##### SOURCE EXCERPT
When I grew up in Campbelltown, most of the population in the Camden Council area was around Camden and Narellan, right at the southern end, while the northern end of the council contained very few people, as a semi-rural remnant in south-western Sydney covering parts of the Camden, Liverpool and Penrith council areas.

This next chart shows why those ward redistributions have taken place. It shows the number of enrolled voters in each ward over time. The NSWEC updates the roll to match the new ward boundaries a few months before each election (or at least when the election was due to be held, in 2020), so at that point you see a sudden shift in the numbers per ward.

The 2008 redistribution was relatively minor, slightly increasing enrolment in the South ward at the expense of the other two. The three wards remained roughly equal at the time of the 2012 election, but the North ward started to move ahead of the other two in 2013, so the North ward had one-third more voters than the other two wards as of mid-2016.

The 2016 redistribution shrunk the North ward, but it had already overtaken the other wards by the time the NSWEC updated the wards on the roll, and it continued shooting ahead of the other wards.

Redistribution calculations for the upcoming election were based on enrolment data as of May 2019, with the expectation of a September 2020. There doesn’t appear to be any requirement that wards should meet future projections of population growth.

The Central ward’s growth had completely stalled out after the 2016 election. The ward had 12 more voters in April 2020 than it did in May 2016. The enrolment number was a flat line. Meanwhile the North was 75% more populous than Central by May 2019, with the South somewhere in between.

But those numbers were quickly out of date. The North ward grew another 9% between May 2019 and April 2020.

The new ward boundaries added a chunk of new-growth territory to Central ward. The new Central started with a larger population, but has also started to grow again, with the South ward left behind.
##########
##### THE INPUT
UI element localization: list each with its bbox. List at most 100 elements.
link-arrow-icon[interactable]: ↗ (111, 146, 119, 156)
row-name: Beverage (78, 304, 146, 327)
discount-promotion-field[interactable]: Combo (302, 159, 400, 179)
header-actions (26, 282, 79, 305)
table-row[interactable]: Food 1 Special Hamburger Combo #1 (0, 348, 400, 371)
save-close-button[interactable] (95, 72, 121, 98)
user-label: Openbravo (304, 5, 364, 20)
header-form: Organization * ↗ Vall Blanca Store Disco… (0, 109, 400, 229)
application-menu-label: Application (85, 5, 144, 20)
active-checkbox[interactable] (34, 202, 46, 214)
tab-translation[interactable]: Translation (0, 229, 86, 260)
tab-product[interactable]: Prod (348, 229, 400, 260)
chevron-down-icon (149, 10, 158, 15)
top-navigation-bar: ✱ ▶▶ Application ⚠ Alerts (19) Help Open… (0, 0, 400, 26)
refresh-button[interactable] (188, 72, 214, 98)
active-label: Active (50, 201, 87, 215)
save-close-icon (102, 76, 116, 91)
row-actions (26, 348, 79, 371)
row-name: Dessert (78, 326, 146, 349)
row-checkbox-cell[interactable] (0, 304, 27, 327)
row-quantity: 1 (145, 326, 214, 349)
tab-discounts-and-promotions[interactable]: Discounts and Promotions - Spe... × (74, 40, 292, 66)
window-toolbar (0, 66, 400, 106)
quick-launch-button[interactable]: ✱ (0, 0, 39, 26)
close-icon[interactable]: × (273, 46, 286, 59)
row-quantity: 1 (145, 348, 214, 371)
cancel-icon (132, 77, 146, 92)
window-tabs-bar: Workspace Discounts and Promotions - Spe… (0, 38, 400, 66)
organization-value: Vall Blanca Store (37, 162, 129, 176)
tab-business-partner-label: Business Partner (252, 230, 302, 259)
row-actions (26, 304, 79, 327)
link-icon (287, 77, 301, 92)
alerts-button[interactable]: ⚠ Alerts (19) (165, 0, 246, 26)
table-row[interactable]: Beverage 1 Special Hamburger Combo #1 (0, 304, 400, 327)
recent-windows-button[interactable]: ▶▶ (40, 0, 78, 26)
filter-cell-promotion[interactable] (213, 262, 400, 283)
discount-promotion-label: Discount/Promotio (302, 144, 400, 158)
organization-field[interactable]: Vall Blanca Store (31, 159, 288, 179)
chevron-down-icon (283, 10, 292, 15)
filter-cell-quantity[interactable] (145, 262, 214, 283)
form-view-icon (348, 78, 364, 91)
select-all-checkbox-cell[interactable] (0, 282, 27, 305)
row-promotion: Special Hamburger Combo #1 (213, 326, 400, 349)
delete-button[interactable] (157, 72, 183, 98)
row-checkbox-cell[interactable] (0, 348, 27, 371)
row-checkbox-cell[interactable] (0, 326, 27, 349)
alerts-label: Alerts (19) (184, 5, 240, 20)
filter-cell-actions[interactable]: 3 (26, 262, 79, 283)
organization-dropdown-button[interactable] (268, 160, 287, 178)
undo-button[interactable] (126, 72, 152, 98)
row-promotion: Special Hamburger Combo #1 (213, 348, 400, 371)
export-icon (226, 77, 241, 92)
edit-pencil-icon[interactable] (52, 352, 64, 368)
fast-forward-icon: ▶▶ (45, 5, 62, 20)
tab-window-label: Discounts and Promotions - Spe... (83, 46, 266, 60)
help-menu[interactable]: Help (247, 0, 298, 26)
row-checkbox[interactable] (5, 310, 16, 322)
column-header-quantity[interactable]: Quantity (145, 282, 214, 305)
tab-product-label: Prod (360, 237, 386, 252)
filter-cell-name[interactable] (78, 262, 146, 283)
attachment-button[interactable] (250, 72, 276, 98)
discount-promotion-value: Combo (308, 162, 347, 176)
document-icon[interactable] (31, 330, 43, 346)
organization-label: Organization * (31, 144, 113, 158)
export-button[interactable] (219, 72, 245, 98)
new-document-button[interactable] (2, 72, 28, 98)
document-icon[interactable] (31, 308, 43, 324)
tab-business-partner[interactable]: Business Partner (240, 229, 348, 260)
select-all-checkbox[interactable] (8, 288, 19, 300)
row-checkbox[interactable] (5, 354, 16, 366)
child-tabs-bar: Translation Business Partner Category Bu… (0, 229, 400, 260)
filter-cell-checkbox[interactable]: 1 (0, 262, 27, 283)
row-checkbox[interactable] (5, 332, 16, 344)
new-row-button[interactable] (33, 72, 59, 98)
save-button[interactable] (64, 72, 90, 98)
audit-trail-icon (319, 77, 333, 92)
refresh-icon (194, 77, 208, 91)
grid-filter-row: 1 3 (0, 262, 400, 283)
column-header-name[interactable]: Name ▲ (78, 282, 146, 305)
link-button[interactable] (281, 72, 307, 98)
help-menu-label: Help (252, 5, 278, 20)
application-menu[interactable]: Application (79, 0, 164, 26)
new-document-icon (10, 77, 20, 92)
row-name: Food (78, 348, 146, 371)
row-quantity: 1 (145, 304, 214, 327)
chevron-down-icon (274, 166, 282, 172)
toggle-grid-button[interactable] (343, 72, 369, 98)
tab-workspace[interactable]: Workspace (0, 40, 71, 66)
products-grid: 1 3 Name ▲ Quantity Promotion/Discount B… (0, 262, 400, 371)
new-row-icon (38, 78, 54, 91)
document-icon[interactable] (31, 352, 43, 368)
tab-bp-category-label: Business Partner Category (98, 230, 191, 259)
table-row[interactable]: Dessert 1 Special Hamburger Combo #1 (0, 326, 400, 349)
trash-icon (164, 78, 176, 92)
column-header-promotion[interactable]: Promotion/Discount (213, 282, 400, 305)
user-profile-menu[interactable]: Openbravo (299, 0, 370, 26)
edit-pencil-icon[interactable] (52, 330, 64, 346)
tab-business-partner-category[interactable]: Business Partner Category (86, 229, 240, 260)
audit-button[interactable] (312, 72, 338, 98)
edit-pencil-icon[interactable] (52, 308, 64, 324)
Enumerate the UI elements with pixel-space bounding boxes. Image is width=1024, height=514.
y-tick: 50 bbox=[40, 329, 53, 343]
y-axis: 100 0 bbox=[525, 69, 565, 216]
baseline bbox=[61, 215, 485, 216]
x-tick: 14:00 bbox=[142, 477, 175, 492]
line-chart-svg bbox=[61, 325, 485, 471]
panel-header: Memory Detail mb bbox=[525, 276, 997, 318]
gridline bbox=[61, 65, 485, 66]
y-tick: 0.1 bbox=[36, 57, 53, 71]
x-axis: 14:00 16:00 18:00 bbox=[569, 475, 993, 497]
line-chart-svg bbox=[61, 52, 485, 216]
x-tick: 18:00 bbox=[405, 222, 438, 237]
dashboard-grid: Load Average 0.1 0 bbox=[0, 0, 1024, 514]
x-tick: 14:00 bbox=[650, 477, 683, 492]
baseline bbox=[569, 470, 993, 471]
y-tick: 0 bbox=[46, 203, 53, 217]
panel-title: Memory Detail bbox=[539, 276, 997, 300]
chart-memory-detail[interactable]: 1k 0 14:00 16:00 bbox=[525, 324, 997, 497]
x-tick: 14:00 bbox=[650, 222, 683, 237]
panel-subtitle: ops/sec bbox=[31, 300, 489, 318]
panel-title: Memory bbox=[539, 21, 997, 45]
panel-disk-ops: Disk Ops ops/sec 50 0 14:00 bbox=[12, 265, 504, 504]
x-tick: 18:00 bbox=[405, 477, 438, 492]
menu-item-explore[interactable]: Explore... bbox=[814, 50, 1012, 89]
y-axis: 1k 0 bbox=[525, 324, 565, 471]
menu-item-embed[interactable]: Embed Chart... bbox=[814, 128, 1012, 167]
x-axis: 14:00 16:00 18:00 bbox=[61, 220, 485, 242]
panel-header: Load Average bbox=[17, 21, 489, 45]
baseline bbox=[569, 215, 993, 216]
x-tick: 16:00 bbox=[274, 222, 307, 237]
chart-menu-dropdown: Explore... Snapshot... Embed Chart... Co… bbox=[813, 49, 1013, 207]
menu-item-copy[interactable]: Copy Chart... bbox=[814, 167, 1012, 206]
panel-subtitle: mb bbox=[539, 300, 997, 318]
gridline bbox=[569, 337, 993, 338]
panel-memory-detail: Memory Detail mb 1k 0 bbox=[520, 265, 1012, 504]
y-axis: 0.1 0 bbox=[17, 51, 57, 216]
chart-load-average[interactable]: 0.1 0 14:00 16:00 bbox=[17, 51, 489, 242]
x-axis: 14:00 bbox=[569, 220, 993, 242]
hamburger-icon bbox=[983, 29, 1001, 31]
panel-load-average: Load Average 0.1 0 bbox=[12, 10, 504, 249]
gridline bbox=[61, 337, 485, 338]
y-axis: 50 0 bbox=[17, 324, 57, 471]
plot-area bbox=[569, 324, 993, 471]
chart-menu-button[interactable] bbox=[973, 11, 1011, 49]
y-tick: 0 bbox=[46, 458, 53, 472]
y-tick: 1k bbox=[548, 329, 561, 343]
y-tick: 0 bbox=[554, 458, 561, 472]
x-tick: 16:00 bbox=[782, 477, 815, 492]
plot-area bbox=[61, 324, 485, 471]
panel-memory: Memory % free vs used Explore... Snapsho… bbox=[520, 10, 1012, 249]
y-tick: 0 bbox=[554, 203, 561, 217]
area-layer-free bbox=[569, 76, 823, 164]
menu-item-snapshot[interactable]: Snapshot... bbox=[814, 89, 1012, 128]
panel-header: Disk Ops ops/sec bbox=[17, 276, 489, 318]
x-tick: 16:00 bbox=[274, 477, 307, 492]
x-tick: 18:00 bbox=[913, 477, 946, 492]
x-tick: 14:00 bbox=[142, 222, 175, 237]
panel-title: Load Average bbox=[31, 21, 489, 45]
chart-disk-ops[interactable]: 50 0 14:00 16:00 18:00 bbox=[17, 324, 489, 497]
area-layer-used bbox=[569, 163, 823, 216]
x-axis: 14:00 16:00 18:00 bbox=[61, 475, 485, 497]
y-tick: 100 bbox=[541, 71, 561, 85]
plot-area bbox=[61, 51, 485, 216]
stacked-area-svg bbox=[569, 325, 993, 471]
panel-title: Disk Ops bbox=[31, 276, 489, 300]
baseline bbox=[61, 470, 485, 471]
##########
SHORT TASK A: In the ward enrolment text, by how much did the North ward grow between May 2019 and April 2020?
SHORT TASK B: In the rows, switch "Beverage" to "Drink" from the first row up to and including the line with "cancel-icon (132, 77, 146, 92)". Return only those lines, with nothing else changed.
The text and the rows come from unrelated sources.

FULL SOLUTION A: Another 9%.

FULL SOLUTION B:
UI element localization: list each with its bbox. List at most 100 elements.
link-arrow-icon[interactable]: ↗ (111, 146, 119, 156)
row-name: Drink (78, 304, 146, 327)
discount-promotion-field[interactable]: Combo (302, 159, 400, 179)
header-actions (26, 282, 79, 305)
table-row[interactable]: Food 1 Special Hamburger Combo #1 (0, 348, 400, 371)
save-close-button[interactable] (95, 72, 121, 98)
user-label: Openbravo (304, 5, 364, 20)
header-form: Organization * ↗ Vall Blanca Store Disco… (0, 109, 400, 229)
application-menu-label: Application (85, 5, 144, 20)
active-checkbox[interactable] (34, 202, 46, 214)
tab-translation[interactable]: Translation (0, 229, 86, 260)
tab-product[interactable]: Prod (348, 229, 400, 260)
chevron-down-icon (149, 10, 158, 15)
top-navigation-bar: ✱ ▶▶ Application ⚠ Alerts (19) Help Open… (0, 0, 400, 26)
refresh-button[interactable] (188, 72, 214, 98)
active-label: Active (50, 201, 87, 215)
save-close-icon (102, 76, 116, 91)
row-actions (26, 348, 79, 371)
row-name: Dessert (78, 326, 146, 349)
row-checkbox-cell[interactable] (0, 304, 27, 327)
row-quantity: 1 (145, 326, 214, 349)
tab-discounts-and-promotions[interactable]: Discounts and Promotions - Spe... × (74, 40, 292, 66)
window-toolbar (0, 66, 400, 106)
quick-launch-button[interactable]: ✱ (0, 0, 39, 26)
close-icon[interactable]: × (273, 46, 286, 59)
row-quantity: 1 (145, 348, 214, 371)
cancel-icon (132, 77, 146, 92)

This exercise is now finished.